* [Written task]: Every entry must be copied word for word.

☆ ☆ ☆ ☆

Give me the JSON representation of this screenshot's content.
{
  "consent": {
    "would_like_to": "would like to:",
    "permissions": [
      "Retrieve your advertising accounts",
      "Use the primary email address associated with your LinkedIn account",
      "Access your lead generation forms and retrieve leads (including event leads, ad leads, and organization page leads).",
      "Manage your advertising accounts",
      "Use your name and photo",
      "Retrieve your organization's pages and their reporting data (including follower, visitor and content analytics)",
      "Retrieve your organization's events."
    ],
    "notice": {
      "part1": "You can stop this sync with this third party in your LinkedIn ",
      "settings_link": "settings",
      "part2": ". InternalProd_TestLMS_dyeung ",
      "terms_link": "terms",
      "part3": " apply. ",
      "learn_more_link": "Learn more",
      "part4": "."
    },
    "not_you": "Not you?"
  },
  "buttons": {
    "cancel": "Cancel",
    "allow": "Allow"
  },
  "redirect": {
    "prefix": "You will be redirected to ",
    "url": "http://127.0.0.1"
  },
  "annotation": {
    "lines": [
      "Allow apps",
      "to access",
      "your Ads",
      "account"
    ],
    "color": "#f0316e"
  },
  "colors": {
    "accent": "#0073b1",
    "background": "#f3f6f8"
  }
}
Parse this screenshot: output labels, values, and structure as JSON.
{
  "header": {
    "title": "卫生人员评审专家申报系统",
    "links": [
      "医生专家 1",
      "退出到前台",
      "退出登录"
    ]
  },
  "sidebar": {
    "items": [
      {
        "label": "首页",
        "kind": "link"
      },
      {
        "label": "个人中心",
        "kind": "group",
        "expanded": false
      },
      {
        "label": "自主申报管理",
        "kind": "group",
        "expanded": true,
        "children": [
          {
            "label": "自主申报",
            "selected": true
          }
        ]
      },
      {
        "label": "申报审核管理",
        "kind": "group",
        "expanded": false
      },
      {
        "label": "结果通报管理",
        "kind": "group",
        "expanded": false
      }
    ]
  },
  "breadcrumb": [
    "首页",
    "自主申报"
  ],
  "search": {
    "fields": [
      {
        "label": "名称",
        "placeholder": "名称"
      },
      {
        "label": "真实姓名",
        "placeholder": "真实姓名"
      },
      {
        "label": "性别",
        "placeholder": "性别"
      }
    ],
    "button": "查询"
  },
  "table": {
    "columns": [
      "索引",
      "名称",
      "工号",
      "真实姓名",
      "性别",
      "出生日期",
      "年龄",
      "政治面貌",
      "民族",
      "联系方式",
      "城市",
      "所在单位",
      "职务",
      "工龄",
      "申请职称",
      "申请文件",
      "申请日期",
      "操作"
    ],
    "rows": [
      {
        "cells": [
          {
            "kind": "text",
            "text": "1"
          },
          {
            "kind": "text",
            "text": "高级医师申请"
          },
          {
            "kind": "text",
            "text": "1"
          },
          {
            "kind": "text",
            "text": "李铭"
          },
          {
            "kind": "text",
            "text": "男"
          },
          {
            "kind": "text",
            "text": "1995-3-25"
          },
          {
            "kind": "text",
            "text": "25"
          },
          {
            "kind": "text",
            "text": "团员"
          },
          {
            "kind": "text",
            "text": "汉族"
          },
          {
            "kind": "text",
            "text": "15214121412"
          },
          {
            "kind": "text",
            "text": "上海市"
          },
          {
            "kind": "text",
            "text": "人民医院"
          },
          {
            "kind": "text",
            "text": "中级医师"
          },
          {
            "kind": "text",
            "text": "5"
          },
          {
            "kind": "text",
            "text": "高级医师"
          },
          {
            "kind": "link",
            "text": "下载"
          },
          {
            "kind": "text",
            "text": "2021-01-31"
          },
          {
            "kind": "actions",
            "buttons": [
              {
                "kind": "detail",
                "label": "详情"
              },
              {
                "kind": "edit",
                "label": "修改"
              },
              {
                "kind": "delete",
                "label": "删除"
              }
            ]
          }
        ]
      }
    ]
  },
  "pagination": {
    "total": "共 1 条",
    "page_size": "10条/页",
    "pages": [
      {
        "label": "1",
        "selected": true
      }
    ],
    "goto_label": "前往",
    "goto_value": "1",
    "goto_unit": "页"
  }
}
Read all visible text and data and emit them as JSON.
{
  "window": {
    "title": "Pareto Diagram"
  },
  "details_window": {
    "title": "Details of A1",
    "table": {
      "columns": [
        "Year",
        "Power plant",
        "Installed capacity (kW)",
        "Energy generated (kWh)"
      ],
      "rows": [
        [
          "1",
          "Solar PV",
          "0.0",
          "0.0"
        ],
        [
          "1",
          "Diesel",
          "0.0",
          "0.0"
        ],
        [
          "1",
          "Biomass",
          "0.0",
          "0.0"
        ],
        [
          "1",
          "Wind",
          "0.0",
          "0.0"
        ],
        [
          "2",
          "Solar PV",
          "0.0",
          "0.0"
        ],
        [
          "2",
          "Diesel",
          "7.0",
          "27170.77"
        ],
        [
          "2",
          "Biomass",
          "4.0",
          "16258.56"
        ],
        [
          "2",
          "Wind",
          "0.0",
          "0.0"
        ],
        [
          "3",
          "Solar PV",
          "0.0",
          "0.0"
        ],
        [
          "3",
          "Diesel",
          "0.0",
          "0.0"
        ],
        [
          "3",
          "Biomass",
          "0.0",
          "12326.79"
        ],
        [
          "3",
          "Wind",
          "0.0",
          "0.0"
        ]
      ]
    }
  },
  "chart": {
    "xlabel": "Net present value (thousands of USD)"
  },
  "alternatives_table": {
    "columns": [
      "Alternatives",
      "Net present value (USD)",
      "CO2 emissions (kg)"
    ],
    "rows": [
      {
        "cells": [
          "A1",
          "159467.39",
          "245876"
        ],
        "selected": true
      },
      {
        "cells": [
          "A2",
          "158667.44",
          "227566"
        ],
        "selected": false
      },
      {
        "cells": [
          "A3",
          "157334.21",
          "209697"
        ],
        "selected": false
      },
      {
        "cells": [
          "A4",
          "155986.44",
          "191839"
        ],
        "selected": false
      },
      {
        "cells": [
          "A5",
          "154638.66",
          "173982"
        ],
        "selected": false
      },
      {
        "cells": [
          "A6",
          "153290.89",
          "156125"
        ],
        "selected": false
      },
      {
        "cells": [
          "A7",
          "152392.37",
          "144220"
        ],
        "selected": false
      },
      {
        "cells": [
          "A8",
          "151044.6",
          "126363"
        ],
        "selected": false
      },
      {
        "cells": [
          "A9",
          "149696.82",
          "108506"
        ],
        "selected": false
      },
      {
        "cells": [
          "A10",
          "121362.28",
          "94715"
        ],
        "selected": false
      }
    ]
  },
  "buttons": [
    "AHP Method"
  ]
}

☆ ☆ ☆ ☆

* [Task solution]:
Give me the JSON representation of this screenshot's content.
{
  "consent": {
    "would_like_to": "would like to:",
    "permissions": [
      "Retrieve your advertising accounts",
      "Use the primary email address associated with your LinkedIn account",
      "Access your lead generation forms and retrieve leads (including event leads, ad leads, and organization page leads).",
      "Manage your advertising accounts",
      "Use your name and photo",
      "Retrieve your organization's pages and their reporting data (including follower, visitor and content analytics)",
      "Retrieve your organization's events."
    ],
    "notice": {
      "part1": "You can stop this sync with this third party in your LinkedIn ",
      "settings_link": "settings",
      "part2": ". InternalProd_TestLMS_dyeung ",
      "terms_link": "terms",
      "part3": " apply. ",
      "learn_more_link": "Learn more",
      "part4": "."
    },
    "not_you": "Not you?"
  },
  "buttons": {
    "cancel": "Cancel",
    "allow": "Allow"
  },
  "redirect": {
    "prefix": "You will be redirected to ",
    "url": "http://127.0.0.1"
  },
  "annotation": {
    "lines": [
      "Allow apps",
      "to access",
      "your Ads",
      "account"
    ],
    "color": "#f0316e"
  },
  "colors": {
    "accent": "#0073b1",
    "background": "#f3f6f8"
  }
}
Parse this screenshot: output labels, values, and structure as JSON.
{
  "header": {
    "title": "卫生人员评审专家申报系统",
    "links": [
      "医生专家 1",
      "退出到前台",
      "退出登录"
    ]
  },
  "sidebar": {
    "items": [
      {
        "label": "首页",
        "kind": "link"
      },
      {
        "label": "个人中心",
        "kind": "group",
        "expanded": false
      },
      {
        "label": "自主申报管理",
        "kind": "group",
        "expanded": true,
        "children": [
          {
            "label": "自主申报",
            "selected": true
          }
        ]
      },
      {
        "label": "申报审核管理",
        "kind": "group",
        "expanded": false
      },
      {
        "label": "结果通报管理",
        "kind": "group",
        "expanded": false
      }
    ]
  },
  "breadcrumb": [
    "首页",
    "自主申报"
  ],
  "search": {
    "fields": [
      {
        "label": "名称",
        "placeholder": "名称"
      },
      {
        "label": "真实姓名",
        "placeholder": "真实姓名"
      },
      {
        "label": "性别",
        "placeholder": "性别"
      }
    ],
    "button": "查询"
  },
  "table": {
    "columns": [
      "索引",
      "名称",
      "工号",
      "真实姓名",
      "性别",
      "出生日期",
      "年龄",
      "政治面貌",
      "民族",
      "联系方式",
      "城市",
      "所在单位",
      "职务",
      "工龄",
      "申请职称",
      "申请文件",
      "申请日期",
      "操作"
    ],
    "rows": [
      {
        "cells": [
          {
            "kind": "text",
            "text": "1"
          },
          {
            "kind": "text",
            "text": "高级医师申请"
          },
          {
            "kind": "text",
            "text": "1"
          },
          {
            "kind": "text",
            "text": "李铭"
          },
          {
            "kind": "text",
            "text": "男"
          },
          {
            "kind": "text",
            "text": "1995-3-25"
          },
          {
            "kind": "text",
            "text": "25"
          },
          {
            "kind": "text",
            "text": "团员"
          },
          {
            "kind": "text",
            "text": "汉族"
          },
          {
            "kind": "text",
            "text": "15214121412"
          },
          {
            "kind": "text",
            "text": "上海市"
          },
          {
            "kind": "text",
            "text": "人民医院"
          },
          {
            "kind": "text",
            "text": "中级医师"
          },
          {
            "kind": "text",
            "text": "5"
          },
          {
            "kind": "text",
            "text": "高级医师"
          },
          {
            "kind": "link",
            "text": "下载"
          },
          {
            "kind": "text",
            "text": "2021-01-31"
          },
          {
            "kind": "actions",
            "buttons": [
              {
                "kind": "detail",
                "label": "详情"
              },
              {
                "kind": "edit",
                "label": "修改"
              },
              {
                "kind": "delete",
                "label": "删除"
              }
            ]
          }
        ]
      }
    ]
  },
  "pagination": {
    "total": "共 1 条",
    "page_size": "10条/页",
    "pages": [
      {
        "label": "1",
        "selected": true
      }
    ],
    "goto_label": "前往",
    "goto_value": "1",
    "goto_unit": "页"
  }
}
Read all visible text and data and emit them as JSON.
{
  "window": {
    "title": "Pareto Diagram"
  },
  "details_window": {
    "title": "Details of A1",
    "table": {
      "columns": [
        "Year",
        "Power plant",
        "Installed capacity (kW)",
        "Energy generated (kWh)"
      ],
      "rows": [
        [
          "1",
          "Solar PV",
          "0.0",
          "0.0"
        ],
        [
          "1",
          "Diesel",
          "0.0",
          "0.0"
        ],
        [
          "1",
          "Biomass",
          "0.0",
          "0.0"
        ],
        [
          "1",
          "Wind",
          "0.0",
          "0.0"
        ],
        [
          "2",
          "Solar PV",
          "0.0",
          "0.0"
        ],
        [
          "2",
          "Diesel",
          "7.0",
          "27170.77"
        ],
        [
          "2",
          "Biomass",
          "4.0",
          "16258.56"
        ],
        [
          "2",
          "Wind",
          "0.0",
          "0.0"
        ],
        [
          "3",
          "Solar PV",
          "0.0",
          "0.0"
        ],
        [
          "3",
          "Diesel",
          "0.0",
          "0.0"
        ],
        [
          "3",
          "Biomass",
          "0.0",
          "12326.79"
        ],
        [
          "3",
          "Wind",
          "0.0",
          "0.0"
        ]
      ]
    }
  },
  "chart": {
    "xlabel": "Net present value (thousands of USD)"
  },
  "alternatives_table": {
    "columns": [
      "Alternatives",
      "Net present value (USD)",
      "CO2 emissions (kg)"
    ],
    "rows": [
      {
        "cells": [
          "A1",
          "159467.39",
          "245876"
        ],
        "selected": true
      },
      {
        "cells": [
          "A2",
          "158667.44",
          "227566"
        ],
        "selected": false
      },
      {
        "cells": [
          "A3",
          "157334.21",
          "209697"
        ],
        "selected": false
      },
      {
        "cells": [
          "A4",
          "155986.44",
          "191839"
        ],
        "selected": false
      },
      {
        "cells": [
          "A5",
          "154638.66",
          "173982"
        ],
        "selected": false
      },
      {
        "cells": [
          "A6",
          "153290.89",
          "156125"
        ],
        "selected": false
      },
      {
        "cells": [
          "A7",
          "152392.37",
          "144220"
        ],
        "selected": false
      },
      {
        "cells": [
          "A8",
          "151044.6",
          "126363"
        ],
        "selected": false
      },
      {
        "cells": [
          "A9",
          "149696.82",
          "108506"
        ],
        "selected": false
      },
      {
        "cells": [
          "A10",
          "121362.28",
          "94715"
        ],
        "selected": false
      }
    ]
  },
  "buttons": [
    "AHP Method"
  ]
}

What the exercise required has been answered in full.